DO THIS
Repeat, exactly and completely, the material that follows. Omit the pictures.

EXCERPTED RECORDS

[start]

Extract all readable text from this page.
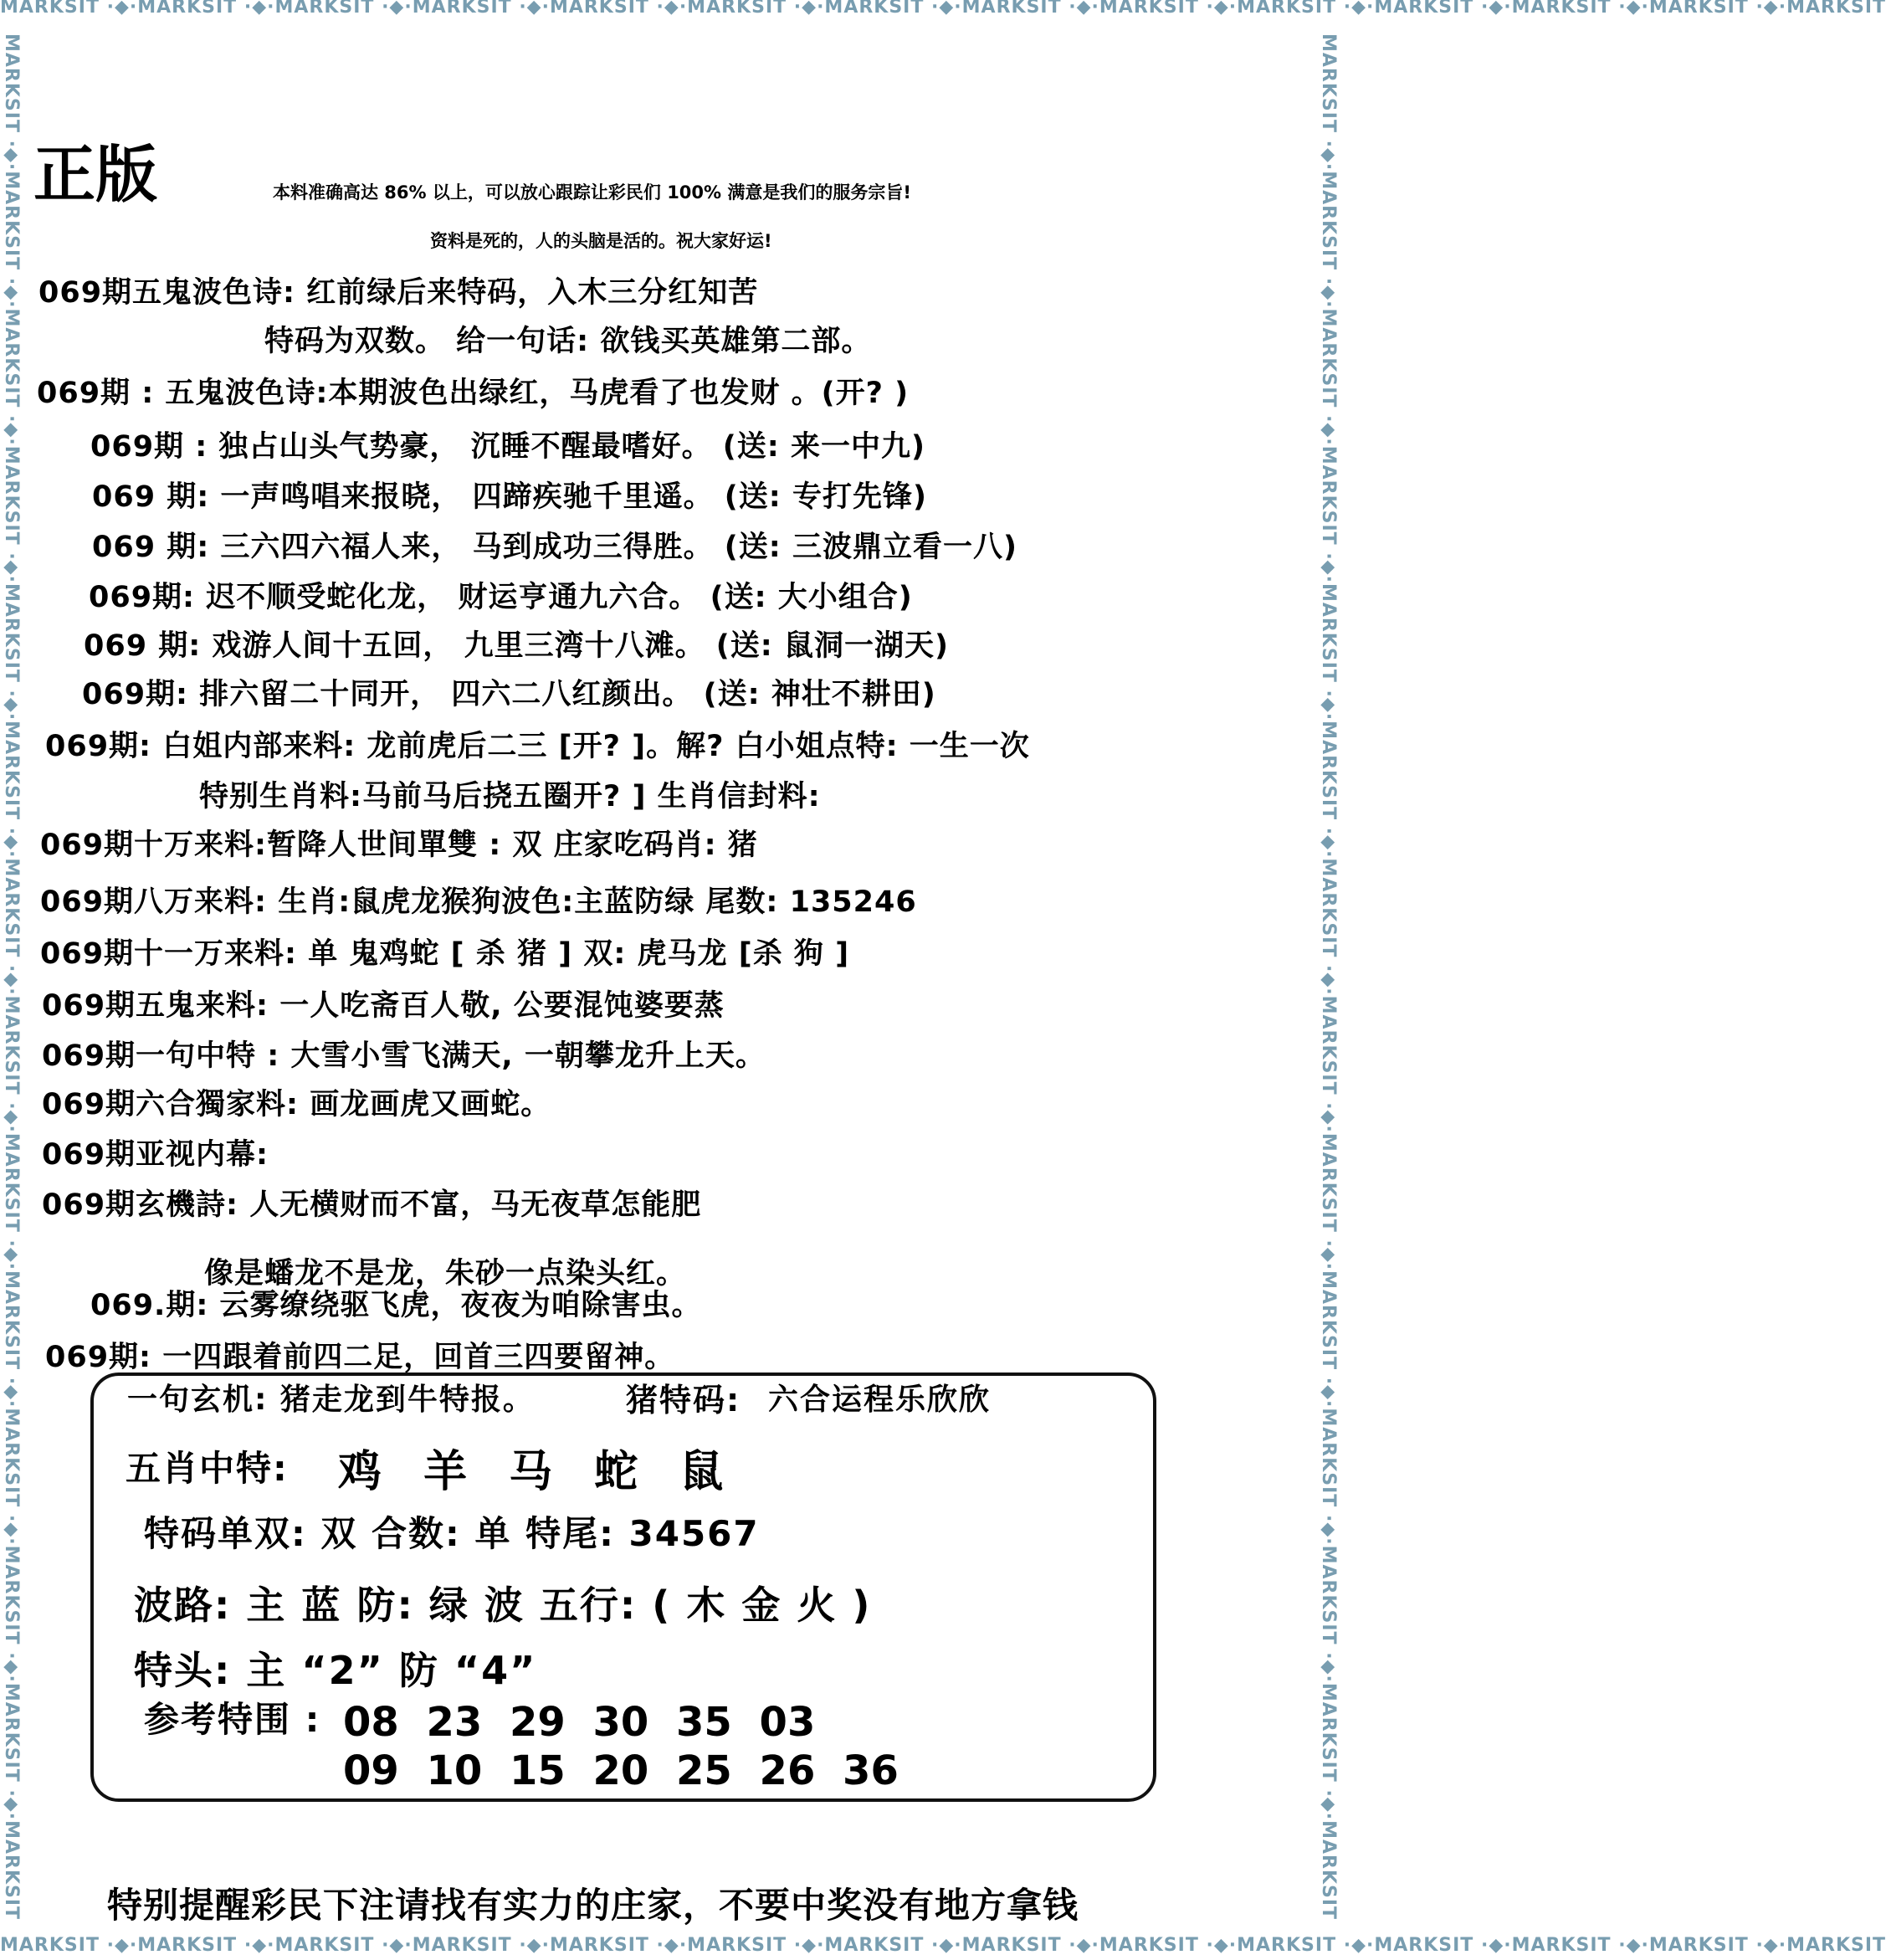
MARKSIT ·◆·MARKSIT ·◆·MARKSIT ·◆·MARKSIT ·◆·MARKSIT ·◆·MARKSIT ·◆·MARKSIT ·◆·MARKSIT ·◆·MARKSIT ·◆·MARKSIT ·◆·MARKSIT ·◆·MARKSIT ·◆·MARKSIT ·◆·MARKSIT
MARKSIT ·◆·MARKSIT ·◆·MARKSIT ·◆·MARKSIT ·◆·MARKSIT ·◆·MARKSIT ·◆·MARKSIT ·◆·MARKSIT ·◆·MARKSIT ·◆·MARKSIT ·◆·MARKSIT ·◆·MARKSIT ·◆·MARKSIT ·◆·MARKSIT
MARKSIT ·◆·MARKSIT ·◆·MARKSIT ·◆·MARKSIT ·◆·MARKSIT ·◆·MARKSIT ·◆·MARKSIT ·◆·MARKSIT ·◆·MARKSIT ·◆·MARKSIT ·◆·MARKSIT ·◆·MARKSIT ·◆·MARKSIT ·◆·MARKSIT	MARKSIT ·◆·MARKSIT ·◆·MARKSIT ·◆·MARKSIT ·◆·MARKSIT ·◆·MARKSIT ·◆·MARKSIT ·◆·MARKSIT ·◆·MARKSIT ·◆·MARKSIT ·◆·MARKSIT ·◆·MARKSIT ·◆·MARKSIT ·◆·MARKSIT
正版	本料准确高达 86% 以上，可以放心跟踪让彩民们 100% 满意是我们的服务宗旨!
资料是死的，人的头脑是活的。祝大家好运!
069期五鬼波色诗: 红前绿后来特码，入木三分红知苦
特码为双数。 给一句话: 欲钱买英雄第二部。
069期 : 五鬼波色诗:本期波色出绿红，马虎看了也发财 。(开? )
069期 : 独占山头气势豪， 沉睡不醒最嗜好。 (送: 来一中九)
069 期: 一声鸣唱来报晓， 四蹄疾驰千里遥。 (送: 专打先锋)
069 期: 三六四六福人来， 马到成功三得胜。 (送: 三波鼎立看一八)
069期: 迟不顺受蛇化龙， 财运亨通九六合。 (送: 大小组合)
069 期: 戏游人间十五回， 九里三湾十八滩。 (送: 鼠洞一湖天)
069期: 排六留二十同开， 四六二八红颜出。 (送: 神壮不耕田)
069期: 白姐内部来料: 龙前虎后二三 [开? ]。解? 白小姐点特: 一生一次
特别生肖料:马前马后挠五圈开? ] 生肖信封料:
069期十万来料:暂降人世间單雙 : 双 庄家吃码肖: 猪
069期八万来料: 生肖:鼠虎龙猴狗波色:主蓝防绿 尾数: 135246
069期十一万来料: 单 鬼鸡蛇 [ 杀 猪 ] 双: 虎马龙 [杀 狗 ]
069期五鬼来料: 一人吃斋百人敬, 公要混饨婆要蒸
069期一句中特 : 大雪小雪飞满天, 一朝攀龙升上天。
069期六合獨家料: 画龙画虎又画蛇。
069期亚视内幕:
069期玄機詩: 人无横财而不富，马无夜草怎能肥
像是蟠龙不是龙，朱砂一点染头红。
069.期: 云雾缭绕驱飞虎，夜夜为咱除害虫。
069期: 一四跟着前四二足，回首三四要留神。
一句玄机: 猪走龙到牛特报。	猪特码: 六合运程乐欣欣
五肖中特: 鸡 羊 马 蛇 鼠
特码单双: 双 合数: 单 特尾: 34567
波路: 主 蓝 防: 绿 波 五行: ( 木 金 火 )
特头: 主 “2” 防 “4”
参考特围 : 08 23 29 30 35 03
09 10 15 20 25 26 36
特别提醒彩民下注请找有实力的庄家，不要中奖没有地方拿钱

[end]

SOLVED EXERCISE
Extract all readable text from this page.
MARKSIT ·◆·MARKSIT ·◆·MARKSIT ·◆·MARKSIT ·◆·MARKSIT ·◆·MARKSIT ·◆·MARKSIT ·◆·MARKSIT ·◆·MARKSIT ·◆·MARKSIT ·◆·MARKSIT ·◆·MARKSIT ·◆·MARKSIT ·◆·MARKSIT
MARKSIT ·◆·MARKSIT ·◆·MARKSIT ·◆·MARKSIT ·◆·MARKSIT ·◆·MARKSIT ·◆·MARKSIT ·◆·MARKSIT ·◆·MARKSIT ·◆·MARKSIT ·◆·MARKSIT ·◆·MARKSIT ·◆·MARKSIT ·◆·MARKSIT
MARKSIT ·◆·MARKSIT ·◆·MARKSIT ·◆·MARKSIT ·◆·MARKSIT ·◆·MARKSIT ·◆·MARKSIT ·◆·MARKSIT ·◆·MARKSIT ·◆·MARKSIT ·◆·MARKSIT ·◆·MARKSIT ·◆·MARKSIT ·◆·MARKSIT	MARKSIT ·◆·MARKSIT ·◆·MARKSIT ·◆·MARKSIT ·◆·MARKSIT ·◆·MARKSIT ·◆·MARKSIT ·◆·MARKSIT ·◆·MARKSIT ·◆·MARKSIT ·◆·MARKSIT ·◆·MARKSIT ·◆·MARKSIT ·◆·MARKSIT
正版	本料准确高达 86% 以上，可以放心跟踪让彩民们 100% 满意是我们的服务宗旨!
资料是死的，人的头脑是活的。祝大家好运!
069期五鬼波色诗: 红前绿后来特码，入木三分红知苦
特码为双数。 给一句话: 欲钱买英雄第二部。
069期 : 五鬼波色诗:本期波色出绿红，马虎看了也发财 。(开? )
069期 : 独占山头气势豪， 沉睡不醒最嗜好。 (送: 来一中九)
069 期: 一声鸣唱来报晓， 四蹄疾驰千里遥。 (送: 专打先锋)
069 期: 三六四六福人来， 马到成功三得胜。 (送: 三波鼎立看一八)
069期: 迟不顺受蛇化龙， 财运亨通九六合。 (送: 大小组合)
069 期: 戏游人间十五回， 九里三湾十八滩。 (送: 鼠洞一湖天)
069期: 排六留二十同开， 四六二八红颜出。 (送: 神壮不耕田)
069期: 白姐内部来料: 龙前虎后二三 [开? ]。解? 白小姐点特: 一生一次
特别生肖料:马前马后挠五圈开? ] 生肖信封料:
069期十万来料:暂降人世间單雙 : 双 庄家吃码肖: 猪
069期八万来料: 生肖:鼠虎龙猴狗波色:主蓝防绿 尾数: 135246
069期十一万来料: 单 鬼鸡蛇 [ 杀 猪 ] 双: 虎马龙 [杀 狗 ]
069期五鬼来料: 一人吃斋百人敬, 公要混饨婆要蒸
069期一句中特 : 大雪小雪飞满天, 一朝攀龙升上天。
069期六合獨家料: 画龙画虎又画蛇。
069期亚视内幕:
069期玄機詩: 人无横财而不富，马无夜草怎能肥
像是蟠龙不是龙，朱砂一点染头红。
069.期: 云雾缭绕驱飞虎，夜夜为咱除害虫。
069期: 一四跟着前四二足，回首三四要留神。
一句玄机: 猪走龙到牛特报。	猪特码: 六合运程乐欣欣
五肖中特: 鸡 羊 马 蛇 鼠
特码单双: 双 合数: 单 特尾: 34567
波路: 主 蓝 防: 绿 波 五行: ( 木 金 火 )
特头: 主 “2” 防 “4”
参考特围 : 08 23 29 30 35 03
09 10 15 20 25 26 36
特别提醒彩民下注请找有实力的庄家，不要中奖没有地方拿钱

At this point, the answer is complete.